(Extracted data entries)
(begin)
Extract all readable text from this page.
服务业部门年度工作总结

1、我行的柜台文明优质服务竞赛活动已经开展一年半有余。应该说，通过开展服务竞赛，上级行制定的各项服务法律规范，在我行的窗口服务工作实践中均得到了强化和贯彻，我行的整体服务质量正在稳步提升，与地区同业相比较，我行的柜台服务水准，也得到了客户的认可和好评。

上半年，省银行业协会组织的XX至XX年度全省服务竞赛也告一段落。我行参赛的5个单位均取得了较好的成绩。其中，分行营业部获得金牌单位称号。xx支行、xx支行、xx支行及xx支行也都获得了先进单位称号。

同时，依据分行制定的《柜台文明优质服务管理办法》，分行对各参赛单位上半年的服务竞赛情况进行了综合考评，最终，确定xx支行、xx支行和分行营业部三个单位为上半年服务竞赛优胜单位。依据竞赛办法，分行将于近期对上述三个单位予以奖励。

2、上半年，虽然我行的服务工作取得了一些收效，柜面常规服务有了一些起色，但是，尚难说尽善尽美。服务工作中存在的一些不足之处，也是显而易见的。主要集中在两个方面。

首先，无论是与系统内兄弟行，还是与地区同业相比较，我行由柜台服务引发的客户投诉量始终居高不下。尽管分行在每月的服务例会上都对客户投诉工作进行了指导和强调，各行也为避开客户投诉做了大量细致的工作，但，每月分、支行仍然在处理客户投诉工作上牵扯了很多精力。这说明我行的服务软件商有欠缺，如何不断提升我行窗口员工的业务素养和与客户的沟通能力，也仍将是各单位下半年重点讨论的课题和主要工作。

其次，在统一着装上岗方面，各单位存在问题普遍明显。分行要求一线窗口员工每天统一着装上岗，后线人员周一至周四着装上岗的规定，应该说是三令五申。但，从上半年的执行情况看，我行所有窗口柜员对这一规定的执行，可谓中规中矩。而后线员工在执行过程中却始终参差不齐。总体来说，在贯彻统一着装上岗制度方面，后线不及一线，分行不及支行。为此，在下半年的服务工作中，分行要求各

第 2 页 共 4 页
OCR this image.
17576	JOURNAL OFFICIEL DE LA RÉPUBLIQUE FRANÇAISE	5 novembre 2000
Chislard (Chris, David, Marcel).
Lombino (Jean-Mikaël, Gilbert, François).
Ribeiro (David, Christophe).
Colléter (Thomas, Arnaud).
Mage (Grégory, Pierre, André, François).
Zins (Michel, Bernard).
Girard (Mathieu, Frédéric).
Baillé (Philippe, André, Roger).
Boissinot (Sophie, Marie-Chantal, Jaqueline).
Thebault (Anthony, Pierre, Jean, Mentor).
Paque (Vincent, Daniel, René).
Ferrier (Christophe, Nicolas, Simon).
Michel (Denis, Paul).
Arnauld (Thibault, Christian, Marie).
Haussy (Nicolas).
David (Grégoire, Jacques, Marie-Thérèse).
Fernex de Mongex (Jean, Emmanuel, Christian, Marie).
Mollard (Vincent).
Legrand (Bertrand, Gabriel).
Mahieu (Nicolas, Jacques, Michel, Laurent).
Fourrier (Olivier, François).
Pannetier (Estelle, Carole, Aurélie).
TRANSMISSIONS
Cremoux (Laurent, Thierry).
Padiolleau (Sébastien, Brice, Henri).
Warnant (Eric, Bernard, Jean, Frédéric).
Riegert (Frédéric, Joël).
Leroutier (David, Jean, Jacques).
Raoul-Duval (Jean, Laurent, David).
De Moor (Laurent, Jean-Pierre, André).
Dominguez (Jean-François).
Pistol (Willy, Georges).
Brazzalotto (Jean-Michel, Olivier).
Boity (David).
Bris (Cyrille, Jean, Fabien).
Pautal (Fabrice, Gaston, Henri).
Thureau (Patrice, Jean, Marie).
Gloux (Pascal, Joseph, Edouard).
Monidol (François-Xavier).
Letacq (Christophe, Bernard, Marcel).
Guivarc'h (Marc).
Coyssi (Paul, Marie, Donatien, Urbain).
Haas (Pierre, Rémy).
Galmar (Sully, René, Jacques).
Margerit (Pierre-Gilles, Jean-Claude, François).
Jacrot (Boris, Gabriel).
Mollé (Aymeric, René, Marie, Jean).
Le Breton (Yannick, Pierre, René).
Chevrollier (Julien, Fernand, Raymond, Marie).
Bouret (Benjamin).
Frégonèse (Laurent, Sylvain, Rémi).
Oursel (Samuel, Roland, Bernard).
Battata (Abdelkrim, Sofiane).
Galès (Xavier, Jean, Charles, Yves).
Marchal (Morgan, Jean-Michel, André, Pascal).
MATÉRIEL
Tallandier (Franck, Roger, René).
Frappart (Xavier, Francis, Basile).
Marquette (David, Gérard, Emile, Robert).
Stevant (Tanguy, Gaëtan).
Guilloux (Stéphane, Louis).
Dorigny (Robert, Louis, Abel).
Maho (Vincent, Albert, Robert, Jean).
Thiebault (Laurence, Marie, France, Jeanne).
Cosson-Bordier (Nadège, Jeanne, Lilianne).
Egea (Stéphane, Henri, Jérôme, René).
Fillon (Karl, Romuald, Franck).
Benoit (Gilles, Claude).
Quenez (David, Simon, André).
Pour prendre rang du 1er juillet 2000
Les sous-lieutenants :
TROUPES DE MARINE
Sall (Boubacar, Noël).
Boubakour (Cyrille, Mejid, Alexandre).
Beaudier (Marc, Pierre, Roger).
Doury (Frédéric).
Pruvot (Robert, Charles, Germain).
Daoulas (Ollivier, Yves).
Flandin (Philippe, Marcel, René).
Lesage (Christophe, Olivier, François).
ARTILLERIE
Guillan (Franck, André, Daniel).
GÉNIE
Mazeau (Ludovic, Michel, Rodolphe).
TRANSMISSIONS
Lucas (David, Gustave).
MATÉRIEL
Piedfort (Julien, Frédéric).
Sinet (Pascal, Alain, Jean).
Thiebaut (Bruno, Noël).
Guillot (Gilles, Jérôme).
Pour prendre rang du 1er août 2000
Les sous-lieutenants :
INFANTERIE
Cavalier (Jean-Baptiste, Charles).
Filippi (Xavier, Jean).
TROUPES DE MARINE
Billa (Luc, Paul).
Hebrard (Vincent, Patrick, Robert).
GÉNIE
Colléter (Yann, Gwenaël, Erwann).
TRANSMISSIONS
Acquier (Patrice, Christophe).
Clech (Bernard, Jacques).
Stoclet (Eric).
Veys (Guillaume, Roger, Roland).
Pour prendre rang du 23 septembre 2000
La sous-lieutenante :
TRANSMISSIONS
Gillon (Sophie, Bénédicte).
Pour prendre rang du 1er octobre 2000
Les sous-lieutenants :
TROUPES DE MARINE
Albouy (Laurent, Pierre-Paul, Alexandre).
(end)
▸ Job
Reproduce every entry shown above, precisely as it stands.

▸ Full answer
Extract all readable text from this page.
服务业部门年度工作总结

1、我行的柜台文明优质服务竞赛活动已经开展一年半有余。应该说，通过开展服务竞赛，上级行制定的各项服务法律规范，在我行的窗口服务工作实践中均得到了强化和贯彻，我行的整体服务质量正在稳步提升，与地区同业相比较，我行的柜台服务水准，也得到了客户的认可和好评。

上半年，省银行业协会组织的XX至XX年度全省服务竞赛也告一段落。我行参赛的5个单位均取得了较好的成绩。其中，分行营业部获得金牌单位称号。xx支行、xx支行、xx支行及xx支行也都获得了先进单位称号。

同时，依据分行制定的《柜台文明优质服务管理办法》，分行对各参赛单位上半年的服务竞赛情况进行了综合考评，最终，确定xx支行、xx支行和分行营业部三个单位为上半年服务竞赛优胜单位。依据竞赛办法，分行将于近期对上述三个单位予以奖励。

2、上半年，虽然我行的服务工作取得了一些收效，柜面常规服务有了一些起色，但是，尚难说尽善尽美。服务工作中存在的一些不足之处，也是显而易见的。主要集中在两个方面。

首先，无论是与系统内兄弟行，还是与地区同业相比较，我行由柜台服务引发的客户投诉量始终居高不下。尽管分行在每月的服务例会上都对客户投诉工作进行了指导和强调，各行也为避开客户投诉做了大量细致的工作，但，每月分、支行仍然在处理客户投诉工作上牵扯了很多精力。这说明我行的服务软件商有欠缺，如何不断提升我行窗口员工的业务素养和与客户的沟通能力，也仍将是各单位下半年重点讨论的课题和主要工作。

其次，在统一着装上岗方面，各单位存在问题普遍明显。分行要求一线窗口员工每天统一着装上岗，后线人员周一至周四着装上岗的规定，应该说是三令五申。但，从上半年的执行情况看，我行所有窗口柜员对这一规定的执行，可谓中规中矩。而后线员工在执行过程中却始终参差不齐。总体来说，在贯彻统一着装上岗制度方面，后线不及一线，分行不及支行。为此，在下半年的服务工作中，分行要求各

第 2 页 共 4 页
OCR this image.
17576	JOURNAL OFFICIEL DE LA RÉPUBLIQUE FRANÇAISE	5 novembre 2000
Chislard (Chris, David, Marcel).
Lombino (Jean-Mikaël, Gilbert, François).
Ribeiro (David, Christophe).
Colléter (Thomas, Arnaud).
Mage (Grégory, Pierre, André, François).
Zins (Michel, Bernard).
Girard (Mathieu, Frédéric).
Baillé (Philippe, André, Roger).
Boissinot (Sophie, Marie-Chantal, Jaqueline).
Thebault (Anthony, Pierre, Jean, Mentor).
Paque (Vincent, Daniel, René).
Ferrier (Christophe, Nicolas, Simon).
Michel (Denis, Paul).
Arnauld (Thibault, Christian, Marie).
Haussy (Nicolas).
David (Grégoire, Jacques, Marie-Thérèse).
Fernex de Mongex (Jean, Emmanuel, Christian, Marie).
Mollard (Vincent).
Legrand (Bertrand, Gabriel).
Mahieu (Nicolas, Jacques, Michel, Laurent).
Fourrier (Olivier, François).
Pannetier (Estelle, Carole, Aurélie).
TRANSMISSIONS
Cremoux (Laurent, Thierry).
Padiolleau (Sébastien, Brice, Henri).
Warnant (Eric, Bernard, Jean, Frédéric).
Riegert (Frédéric, Joël).
Leroutier (David, Jean, Jacques).
Raoul-Duval (Jean, Laurent, David).
De Moor (Laurent, Jean-Pierre, André).
Dominguez (Jean-François).
Pistol (Willy, Georges).
Brazzalotto (Jean-Michel, Olivier).
Boity (David).
Bris (Cyrille, Jean, Fabien).
Pautal (Fabrice, Gaston, Henri).
Thureau (Patrice, Jean, Marie).
Gloux (Pascal, Joseph, Edouard).
Monidol (François-Xavier).
Letacq (Christophe, Bernard, Marcel).
Guivarc'h (Marc).
Coyssi (Paul, Marie, Donatien, Urbain).
Haas (Pierre, Rémy).
Galmar (Sully, René, Jacques).
Margerit (Pierre-Gilles, Jean-Claude, François).
Jacrot (Boris, Gabriel).
Mollé (Aymeric, René, Marie, Jean).
Le Breton (Yannick, Pierre, René).
Chevrollier (Julien, Fernand, Raymond, Marie).
Bouret (Benjamin).
Frégonèse (Laurent, Sylvain, Rémi).
Oursel (Samuel, Roland, Bernard).
Battata (Abdelkrim, Sofiane).
Galès (Xavier, Jean, Charles, Yves).
Marchal (Morgan, Jean-Michel, André, Pascal).
MATÉRIEL
Tallandier (Franck, Roger, René).
Frappart (Xavier, Francis, Basile).
Marquette (David, Gérard, Emile, Robert).
Stevant (Tanguy, Gaëtan).
Guilloux (Stéphane, Louis).
Dorigny (Robert, Louis, Abel).
Maho (Vincent, Albert, Robert, Jean).
Thiebault (Laurence, Marie, France, Jeanne).
Cosson-Bordier (Nadège, Jeanne, Lilianne).
Egea (Stéphane, Henri, Jérôme, René).
Fillon (Karl, Romuald, Franck).
Benoit (Gilles, Claude).
Quenez (David, Simon, André).
Pour prendre rang du 1er juillet 2000
Les sous-lieutenants :
TROUPES DE MARINE
Sall (Boubacar, Noël).
Boubakour (Cyrille, Mejid, Alexandre).
Beaudier (Marc, Pierre, Roger).
Doury (Frédéric).
Pruvot (Robert, Charles, Germain).
Daoulas (Ollivier, Yves).
Flandin (Philippe, Marcel, René).
Lesage (Christophe, Olivier, François).
ARTILLERIE
Guillan (Franck, André, Daniel).
GÉNIE
Mazeau (Ludovic, Michel, Rodolphe).
TRANSMISSIONS
Lucas (David, Gustave).
MATÉRIEL
Piedfort (Julien, Frédéric).
Sinet (Pascal, Alain, Jean).
Thiebaut (Bruno, Noël).
Guillot (Gilles, Jérôme).
Pour prendre rang du 1er août 2000
Les sous-lieutenants :
INFANTERIE
Cavalier (Jean-Baptiste, Charles).
Filippi (Xavier, Jean).
TROUPES DE MARINE
Billa (Luc, Paul).
Hebrard (Vincent, Patrick, Robert).
GÉNIE
Colléter (Yann, Gwenaël, Erwann).
TRANSMISSIONS
Acquier (Patrice, Christophe).
Clech (Bernard, Jacques).
Stoclet (Eric).
Veys (Guillaume, Roger, Roland).
Pour prendre rang du 23 septembre 2000
La sous-lieutenante :
TRANSMISSIONS
Gillon (Sophie, Bénédicte).
Pour prendre rang du 1er octobre 2000
Les sous-lieutenants :
TROUPES DE MARINE
Albouy (Laurent, Pierre-Paul, Alexandre).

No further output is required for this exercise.